INSTRUCTION:
Below are some records. Copy every line in them that holds "I₂沿顺时针方向".
-- start of EXTRACTED DATA --
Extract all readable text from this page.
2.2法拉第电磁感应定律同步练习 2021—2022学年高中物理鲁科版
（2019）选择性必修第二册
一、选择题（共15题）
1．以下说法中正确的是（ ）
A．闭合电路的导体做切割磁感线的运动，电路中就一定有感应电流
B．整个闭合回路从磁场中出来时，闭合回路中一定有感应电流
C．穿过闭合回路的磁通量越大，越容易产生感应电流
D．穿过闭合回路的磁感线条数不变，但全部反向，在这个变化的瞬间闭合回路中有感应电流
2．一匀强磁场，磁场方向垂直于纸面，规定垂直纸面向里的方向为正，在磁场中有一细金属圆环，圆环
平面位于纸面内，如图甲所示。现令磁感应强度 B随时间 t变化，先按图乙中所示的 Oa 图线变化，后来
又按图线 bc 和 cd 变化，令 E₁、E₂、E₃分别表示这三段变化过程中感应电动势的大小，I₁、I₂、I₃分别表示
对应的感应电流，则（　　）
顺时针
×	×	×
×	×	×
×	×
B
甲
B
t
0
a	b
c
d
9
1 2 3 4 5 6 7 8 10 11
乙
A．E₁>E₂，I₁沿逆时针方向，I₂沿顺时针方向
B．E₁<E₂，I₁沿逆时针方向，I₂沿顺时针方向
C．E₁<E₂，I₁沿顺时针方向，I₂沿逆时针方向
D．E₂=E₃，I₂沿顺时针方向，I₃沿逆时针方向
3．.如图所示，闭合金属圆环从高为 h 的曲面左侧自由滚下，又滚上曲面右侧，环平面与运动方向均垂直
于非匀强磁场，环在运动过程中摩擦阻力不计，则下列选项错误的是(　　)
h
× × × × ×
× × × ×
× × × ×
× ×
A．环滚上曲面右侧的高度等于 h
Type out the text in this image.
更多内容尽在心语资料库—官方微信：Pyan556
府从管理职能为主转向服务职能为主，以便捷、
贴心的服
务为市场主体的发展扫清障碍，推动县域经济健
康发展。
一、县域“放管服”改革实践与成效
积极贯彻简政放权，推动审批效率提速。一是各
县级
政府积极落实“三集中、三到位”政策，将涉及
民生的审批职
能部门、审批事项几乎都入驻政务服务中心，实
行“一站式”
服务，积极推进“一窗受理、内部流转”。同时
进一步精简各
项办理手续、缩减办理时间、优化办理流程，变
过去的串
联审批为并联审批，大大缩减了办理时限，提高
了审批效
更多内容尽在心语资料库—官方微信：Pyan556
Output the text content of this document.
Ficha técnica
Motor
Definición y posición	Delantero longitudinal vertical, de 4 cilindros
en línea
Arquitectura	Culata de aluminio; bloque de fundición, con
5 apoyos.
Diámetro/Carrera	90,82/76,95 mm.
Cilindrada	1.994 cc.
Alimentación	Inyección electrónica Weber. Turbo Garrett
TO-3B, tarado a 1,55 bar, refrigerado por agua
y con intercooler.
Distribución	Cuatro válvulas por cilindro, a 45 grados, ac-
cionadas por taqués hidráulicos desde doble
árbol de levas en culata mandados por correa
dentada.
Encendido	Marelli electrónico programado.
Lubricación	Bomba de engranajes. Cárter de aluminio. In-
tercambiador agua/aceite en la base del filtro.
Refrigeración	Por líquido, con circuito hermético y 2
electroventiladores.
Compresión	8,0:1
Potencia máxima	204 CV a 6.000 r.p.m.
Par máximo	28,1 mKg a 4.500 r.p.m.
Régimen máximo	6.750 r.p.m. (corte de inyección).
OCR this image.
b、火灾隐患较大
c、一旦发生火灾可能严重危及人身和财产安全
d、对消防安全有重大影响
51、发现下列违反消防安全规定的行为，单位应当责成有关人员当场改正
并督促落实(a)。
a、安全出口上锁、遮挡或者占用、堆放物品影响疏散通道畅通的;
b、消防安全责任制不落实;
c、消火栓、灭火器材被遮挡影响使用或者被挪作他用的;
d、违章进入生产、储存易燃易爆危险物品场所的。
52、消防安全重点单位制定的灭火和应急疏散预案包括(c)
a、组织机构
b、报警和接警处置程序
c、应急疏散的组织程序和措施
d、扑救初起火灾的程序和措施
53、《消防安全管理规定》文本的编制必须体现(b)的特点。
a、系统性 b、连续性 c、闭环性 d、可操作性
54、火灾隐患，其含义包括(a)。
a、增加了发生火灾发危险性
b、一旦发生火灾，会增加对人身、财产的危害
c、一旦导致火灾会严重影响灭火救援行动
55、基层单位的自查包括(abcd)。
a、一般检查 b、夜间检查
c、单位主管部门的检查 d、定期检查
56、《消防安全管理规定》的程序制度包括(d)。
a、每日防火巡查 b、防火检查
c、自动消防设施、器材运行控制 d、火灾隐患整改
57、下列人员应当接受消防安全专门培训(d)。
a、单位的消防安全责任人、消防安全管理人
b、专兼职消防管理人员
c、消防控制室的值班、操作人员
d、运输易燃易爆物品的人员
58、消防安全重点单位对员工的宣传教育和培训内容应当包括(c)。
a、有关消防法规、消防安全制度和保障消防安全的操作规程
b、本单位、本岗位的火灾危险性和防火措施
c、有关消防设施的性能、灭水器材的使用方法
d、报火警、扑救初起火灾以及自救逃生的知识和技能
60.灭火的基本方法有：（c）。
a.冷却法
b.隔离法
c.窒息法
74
-- end of EXTRACTED DATA --
RESPONSE TO THIS TASK:
A．E₁>E₂，I₁沿逆时针方向，I₂沿顺时针方向
B．E₁<E₂，I₁沿逆时针方向，I₂沿顺时针方向
D．E₂=E₃，I₂沿顺时针方向，I₃沿逆时针方向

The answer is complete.